== SUPPLIED RECORDS ==
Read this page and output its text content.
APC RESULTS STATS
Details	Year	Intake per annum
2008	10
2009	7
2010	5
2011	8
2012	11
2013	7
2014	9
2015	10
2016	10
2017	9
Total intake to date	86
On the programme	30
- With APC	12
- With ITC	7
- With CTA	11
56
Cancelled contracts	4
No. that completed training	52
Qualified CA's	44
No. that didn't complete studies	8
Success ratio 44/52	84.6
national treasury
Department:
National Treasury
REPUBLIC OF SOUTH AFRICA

== PROBLEM REQUIREMENTS ==
Transcribe the whole listing exactly.

== EXERCISE OUTPUT ==
Read this page and output its text content.
APC RESULTS STATS
Details	Year	Intake per annum
2008	10
2009	7
2010	5
2011	8
2012	11
2013	7
2014	9
2015	10
2016	10
2017	9
Total intake to date	86
On the programme	30
- With APC	12
- With ITC	7
- With CTA	11
56
Cancelled contracts	4
No. that completed training	52
Qualified CA's	44
No. that didn't complete studies	8
Success ratio 44/52	84.6
national treasury
Department:
National Treasury
REPUBLIC OF SOUTH AFRICA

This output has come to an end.